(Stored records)
----------
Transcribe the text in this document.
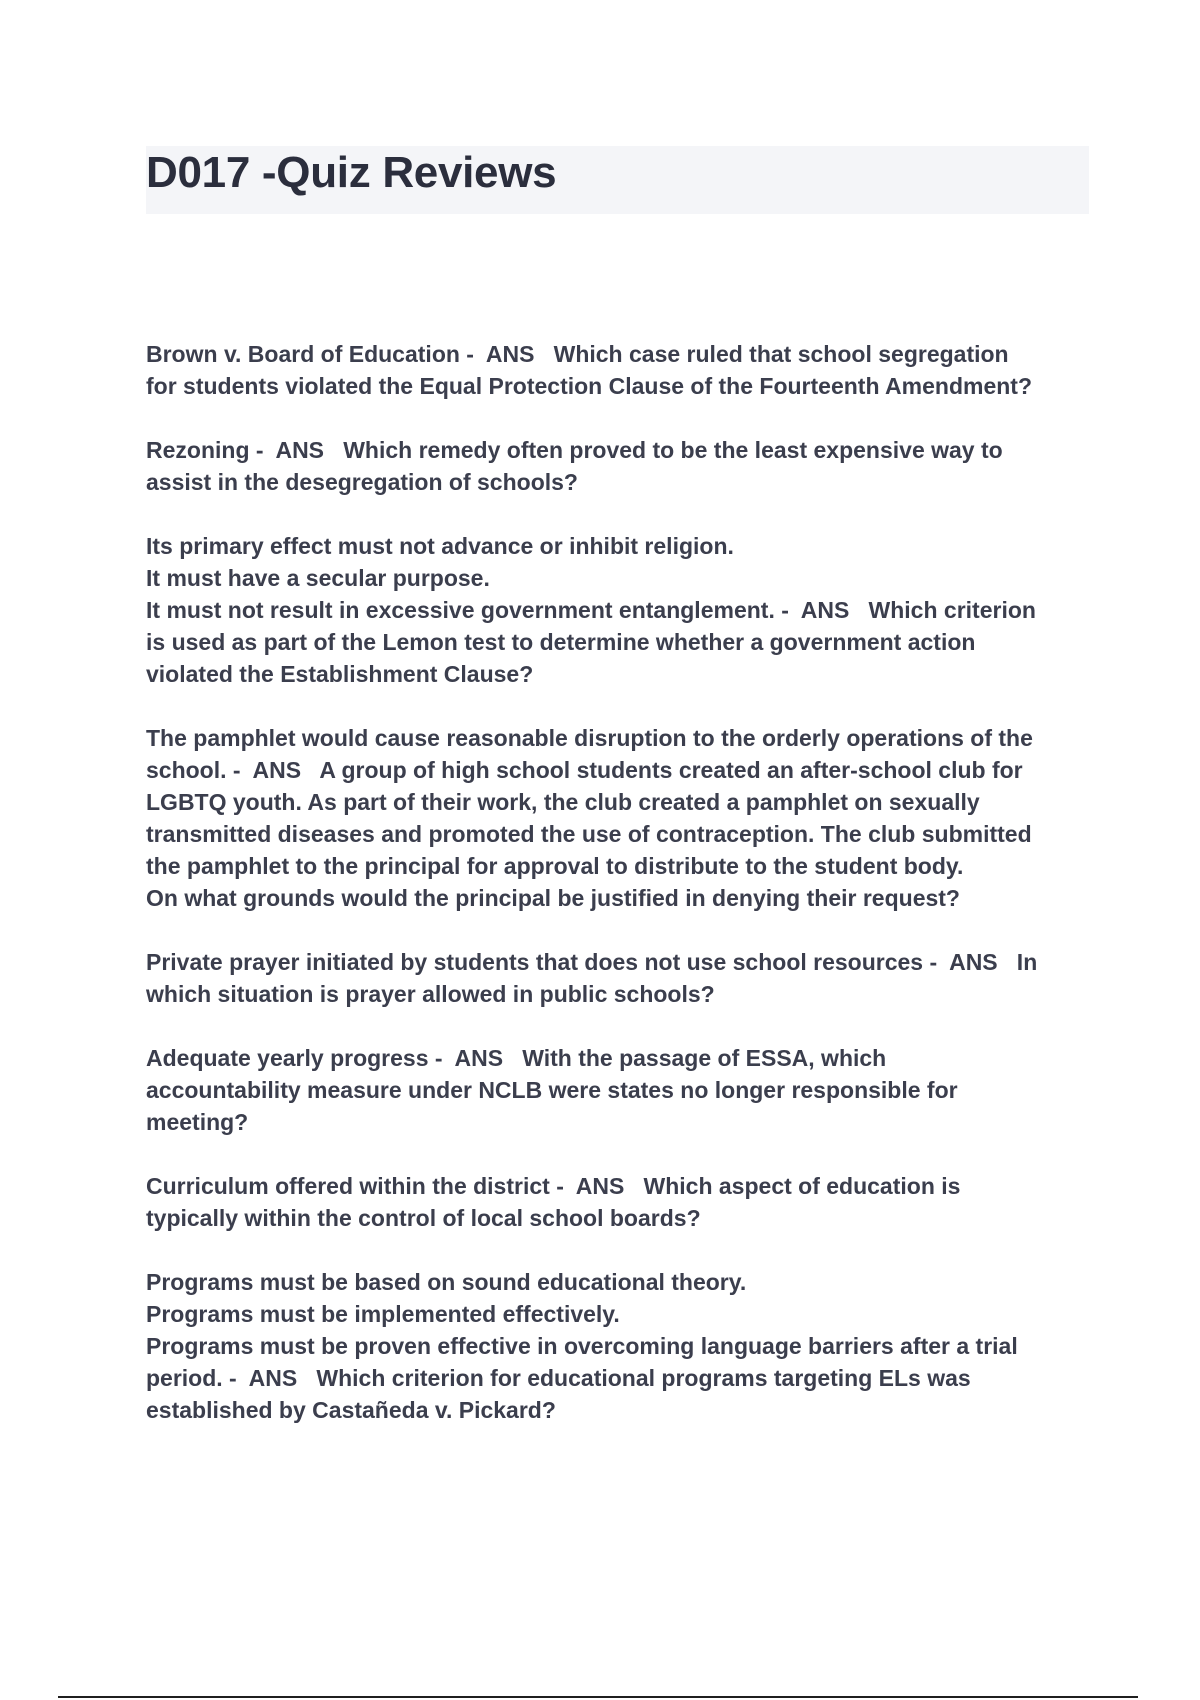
D017 -Quiz Reviews
Brown v. Board of Education -  ANS   Which case ruled that school segregation
for students violated the Equal Protection Clause of the Fourteenth Amendment?
Rezoning -  ANS   Which remedy often proved to be the least expensive way to
assist in the desegregation of schools?
Its primary effect must not advance or inhibit religion.
It must have a secular purpose.
It must not result in excessive government entanglement. -  ANS   Which criterion
is used as part of the Lemon test to determine whether a government action
violated the Establishment Clause?
The pamphlet would cause reasonable disruption to the orderly operations of the
school. -  ANS   A group of high school students created an after-school club for
LGBTQ youth. As part of their work, the club created a pamphlet on sexually
transmitted diseases and promoted the use of contraception. The club submitted
the pamphlet to the principal for approval to distribute to the student body.
On what grounds would the principal be justified in denying their request?
Private prayer initiated by students that does not use school resources -  ANS   In
which situation is prayer allowed in public schools?
Adequate yearly progress -  ANS   With the passage of ESSA, which
accountability measure under NCLB were states no longer responsible for
meeting?
Curriculum offered within the district -  ANS   Which aspect of education is
typically within the control of local school boards?
Programs must be based on sound educational theory.
Programs must be implemented effectively.
Programs must be proven effective in overcoming language barriers after a trial
period. -  ANS   Which criterion for educational programs targeting ELs was
established by Castañeda v. Pickard?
----------
▶ [Short task]:
Out of the records, collect only those lines that contain the string "part".

▶ [Response]:
is used as part of the Lemon test to determine whether a government action
LGBTQ youth. As part of their work, the club created a pamphlet on sexually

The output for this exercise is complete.